* Problem details *
Print the entire listing. Each line must match the original exactly.

--- START OF Records supplied ---

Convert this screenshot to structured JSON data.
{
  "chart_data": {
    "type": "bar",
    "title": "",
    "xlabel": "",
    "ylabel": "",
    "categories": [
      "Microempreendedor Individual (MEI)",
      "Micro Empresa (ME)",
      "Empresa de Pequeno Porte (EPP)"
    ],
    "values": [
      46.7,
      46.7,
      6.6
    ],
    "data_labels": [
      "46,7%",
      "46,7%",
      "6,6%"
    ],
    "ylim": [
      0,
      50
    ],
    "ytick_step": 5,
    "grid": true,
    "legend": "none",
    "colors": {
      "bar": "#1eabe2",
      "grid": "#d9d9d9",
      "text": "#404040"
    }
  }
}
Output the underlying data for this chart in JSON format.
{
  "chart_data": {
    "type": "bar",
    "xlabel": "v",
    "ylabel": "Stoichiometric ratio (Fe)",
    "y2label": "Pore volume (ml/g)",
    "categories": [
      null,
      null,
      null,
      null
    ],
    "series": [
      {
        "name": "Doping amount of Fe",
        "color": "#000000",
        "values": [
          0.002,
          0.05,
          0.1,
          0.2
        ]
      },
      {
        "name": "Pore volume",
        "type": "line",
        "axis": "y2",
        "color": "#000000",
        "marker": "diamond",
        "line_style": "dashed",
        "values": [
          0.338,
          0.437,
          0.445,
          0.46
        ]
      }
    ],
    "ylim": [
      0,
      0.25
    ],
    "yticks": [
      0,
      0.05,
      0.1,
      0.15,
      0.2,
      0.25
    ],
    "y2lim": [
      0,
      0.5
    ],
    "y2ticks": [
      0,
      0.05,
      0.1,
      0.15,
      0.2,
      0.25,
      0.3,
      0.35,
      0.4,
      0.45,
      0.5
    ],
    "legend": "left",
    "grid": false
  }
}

--- END OF Records supplied ---

* Reply to the task *
Convert this screenshot to structured JSON data.
{
  "chart_data": {
    "type": "bar",
    "title": "",
    "xlabel": "",
    "ylabel": "",
    "categories": [
      "Microempreendedor Individual (MEI)",
      "Micro Empresa (ME)",
      "Empresa de Pequeno Porte (EPP)"
    ],
    "values": [
      46.7,
      46.7,
      6.6
    ],
    "data_labels": [
      "46,7%",
      "46,7%",
      "6,6%"
    ],
    "ylim": [
      0,
      50
    ],
    "ytick_step": 5,
    "grid": true,
    "legend": "none",
    "colors": {
      "bar": "#1eabe2",
      "grid": "#d9d9d9",
      "text": "#404040"
    }
  }
}
Output the underlying data for this chart in JSON format.
{
  "chart_data": {
    "type": "bar",
    "xlabel": "v",
    "ylabel": "Stoichiometric ratio (Fe)",
    "y2label": "Pore volume (ml/g)",
    "categories": [
      null,
      null,
      null,
      null
    ],
    "series": [
      {
        "name": "Doping amount of Fe",
        "color": "#000000",
        "values": [
          0.002,
          0.05,
          0.1,
          0.2
        ]
      },
      {
        "name": "Pore volume",
        "type": "line",
        "axis": "y2",
        "color": "#000000",
        "marker": "diamond",
        "line_style": "dashed",
        "values": [
          0.338,
          0.437,
          0.445,
          0.46
        ]
      }
    ],
    "ylim": [
      0,
      0.25
    ],
    "yticks": [
      0,
      0.05,
      0.1,
      0.15,
      0.2,
      0.25
    ],
    "y2lim": [
      0,
      0.5
    ],
    "y2ticks": [
      0,
      0.05,
      0.1,
      0.15,
      0.2,
      0.25,
      0.3,
      0.35,
      0.4,
      0.45,
      0.5
    ],
    "legend": "left",
    "grid": false
  }
}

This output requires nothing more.